***** RECORDS *****

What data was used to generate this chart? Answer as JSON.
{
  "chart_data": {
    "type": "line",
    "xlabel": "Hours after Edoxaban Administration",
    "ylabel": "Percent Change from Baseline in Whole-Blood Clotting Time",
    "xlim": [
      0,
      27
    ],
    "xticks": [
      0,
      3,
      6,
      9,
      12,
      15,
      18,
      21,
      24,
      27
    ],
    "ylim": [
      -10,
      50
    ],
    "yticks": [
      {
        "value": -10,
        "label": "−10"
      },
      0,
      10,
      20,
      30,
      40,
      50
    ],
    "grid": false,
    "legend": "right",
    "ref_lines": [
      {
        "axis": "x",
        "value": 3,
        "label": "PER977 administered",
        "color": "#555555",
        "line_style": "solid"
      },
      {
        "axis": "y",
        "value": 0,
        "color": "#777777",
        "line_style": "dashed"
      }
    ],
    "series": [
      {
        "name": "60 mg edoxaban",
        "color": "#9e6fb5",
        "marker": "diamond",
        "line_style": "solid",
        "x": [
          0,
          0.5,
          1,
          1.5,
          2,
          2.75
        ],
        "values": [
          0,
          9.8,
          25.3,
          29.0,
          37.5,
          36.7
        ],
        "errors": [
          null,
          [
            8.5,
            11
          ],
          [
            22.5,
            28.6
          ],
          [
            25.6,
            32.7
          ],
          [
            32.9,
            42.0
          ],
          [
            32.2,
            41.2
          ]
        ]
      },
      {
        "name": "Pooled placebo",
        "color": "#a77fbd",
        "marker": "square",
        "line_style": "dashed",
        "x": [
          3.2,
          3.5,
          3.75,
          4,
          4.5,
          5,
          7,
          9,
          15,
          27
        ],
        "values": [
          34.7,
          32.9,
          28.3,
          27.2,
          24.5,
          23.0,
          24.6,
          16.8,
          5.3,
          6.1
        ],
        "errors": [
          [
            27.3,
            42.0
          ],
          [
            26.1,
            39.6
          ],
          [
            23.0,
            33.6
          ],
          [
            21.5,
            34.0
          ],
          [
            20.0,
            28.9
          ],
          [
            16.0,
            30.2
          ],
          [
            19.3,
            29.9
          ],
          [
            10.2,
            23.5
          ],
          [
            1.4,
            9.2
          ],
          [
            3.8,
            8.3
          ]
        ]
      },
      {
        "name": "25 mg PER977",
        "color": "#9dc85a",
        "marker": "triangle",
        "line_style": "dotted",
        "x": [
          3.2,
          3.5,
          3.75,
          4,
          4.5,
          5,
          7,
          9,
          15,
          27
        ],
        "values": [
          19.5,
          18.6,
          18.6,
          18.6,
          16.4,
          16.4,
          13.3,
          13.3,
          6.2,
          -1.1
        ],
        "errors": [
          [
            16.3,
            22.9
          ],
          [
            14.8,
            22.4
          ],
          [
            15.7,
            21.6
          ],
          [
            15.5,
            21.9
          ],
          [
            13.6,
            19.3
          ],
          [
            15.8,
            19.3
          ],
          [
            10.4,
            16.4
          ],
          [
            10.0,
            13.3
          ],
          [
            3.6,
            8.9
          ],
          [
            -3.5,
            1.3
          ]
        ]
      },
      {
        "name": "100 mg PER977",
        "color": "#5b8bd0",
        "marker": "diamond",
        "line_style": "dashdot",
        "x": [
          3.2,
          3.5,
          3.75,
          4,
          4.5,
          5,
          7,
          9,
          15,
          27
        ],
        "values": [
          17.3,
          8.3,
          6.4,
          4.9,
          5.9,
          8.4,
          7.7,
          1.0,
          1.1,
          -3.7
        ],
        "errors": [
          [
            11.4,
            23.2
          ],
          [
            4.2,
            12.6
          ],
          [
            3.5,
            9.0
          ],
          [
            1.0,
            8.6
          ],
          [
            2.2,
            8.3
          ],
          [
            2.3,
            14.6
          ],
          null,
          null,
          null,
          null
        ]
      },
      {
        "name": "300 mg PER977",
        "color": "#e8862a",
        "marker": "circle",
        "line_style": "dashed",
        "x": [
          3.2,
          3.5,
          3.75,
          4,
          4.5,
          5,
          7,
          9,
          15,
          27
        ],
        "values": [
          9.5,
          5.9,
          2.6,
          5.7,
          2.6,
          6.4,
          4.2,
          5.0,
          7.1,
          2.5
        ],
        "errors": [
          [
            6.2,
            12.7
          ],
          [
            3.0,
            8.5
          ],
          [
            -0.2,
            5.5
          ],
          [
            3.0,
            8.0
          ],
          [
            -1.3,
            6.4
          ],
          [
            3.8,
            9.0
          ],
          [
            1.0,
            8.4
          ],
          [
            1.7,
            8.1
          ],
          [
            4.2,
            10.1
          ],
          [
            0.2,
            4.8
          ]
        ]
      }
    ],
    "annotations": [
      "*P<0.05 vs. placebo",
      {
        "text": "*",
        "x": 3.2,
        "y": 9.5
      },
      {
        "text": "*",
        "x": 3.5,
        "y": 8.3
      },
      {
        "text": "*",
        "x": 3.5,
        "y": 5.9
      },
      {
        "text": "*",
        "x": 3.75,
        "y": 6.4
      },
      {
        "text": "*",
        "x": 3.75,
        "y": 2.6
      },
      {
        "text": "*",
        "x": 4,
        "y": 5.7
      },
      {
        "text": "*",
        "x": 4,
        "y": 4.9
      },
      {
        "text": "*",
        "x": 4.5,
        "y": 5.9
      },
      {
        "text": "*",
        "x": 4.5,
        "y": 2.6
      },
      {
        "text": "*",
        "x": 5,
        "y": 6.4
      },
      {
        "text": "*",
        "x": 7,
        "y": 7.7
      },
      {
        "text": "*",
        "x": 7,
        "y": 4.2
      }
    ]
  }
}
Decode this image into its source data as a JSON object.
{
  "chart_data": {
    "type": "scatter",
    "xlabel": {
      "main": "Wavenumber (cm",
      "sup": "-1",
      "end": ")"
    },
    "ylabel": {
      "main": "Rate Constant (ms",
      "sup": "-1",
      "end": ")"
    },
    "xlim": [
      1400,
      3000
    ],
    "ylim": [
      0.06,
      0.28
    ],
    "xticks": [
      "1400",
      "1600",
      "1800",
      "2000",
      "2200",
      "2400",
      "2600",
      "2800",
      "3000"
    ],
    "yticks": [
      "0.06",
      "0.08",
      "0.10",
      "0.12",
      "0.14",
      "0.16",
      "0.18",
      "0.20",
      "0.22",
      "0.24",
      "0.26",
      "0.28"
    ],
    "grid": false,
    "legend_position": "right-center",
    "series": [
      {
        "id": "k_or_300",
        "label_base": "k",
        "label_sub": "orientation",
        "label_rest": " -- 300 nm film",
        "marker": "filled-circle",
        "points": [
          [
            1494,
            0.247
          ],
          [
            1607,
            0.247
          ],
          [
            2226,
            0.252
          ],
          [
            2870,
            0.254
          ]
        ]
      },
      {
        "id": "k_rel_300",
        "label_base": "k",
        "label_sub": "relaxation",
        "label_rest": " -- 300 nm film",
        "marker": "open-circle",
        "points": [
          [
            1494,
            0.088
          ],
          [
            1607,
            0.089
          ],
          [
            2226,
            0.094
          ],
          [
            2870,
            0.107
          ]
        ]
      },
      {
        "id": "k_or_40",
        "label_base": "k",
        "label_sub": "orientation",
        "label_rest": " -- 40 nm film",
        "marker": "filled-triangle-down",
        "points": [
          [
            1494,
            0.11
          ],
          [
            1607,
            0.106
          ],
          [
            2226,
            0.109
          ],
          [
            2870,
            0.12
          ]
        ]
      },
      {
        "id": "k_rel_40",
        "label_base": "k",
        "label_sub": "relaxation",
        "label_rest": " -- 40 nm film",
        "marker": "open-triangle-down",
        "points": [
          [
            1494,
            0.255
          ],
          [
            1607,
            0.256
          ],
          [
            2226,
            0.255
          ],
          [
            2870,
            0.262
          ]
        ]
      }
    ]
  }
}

*****

WHAT TO DO> Look through the data above. Find each line with the string "marker" and copy it.

SOLUTION TO THE PROBLEM>
        "marker": "diamond",
        "marker": "square",
        "marker": "triangle",
        "marker": "diamond",
        "marker": "circle",
        "marker": "filled-circle",
        "marker": "open-circle",
        "marker": "filled-triangle-down",
        "marker": "open-triangle-down",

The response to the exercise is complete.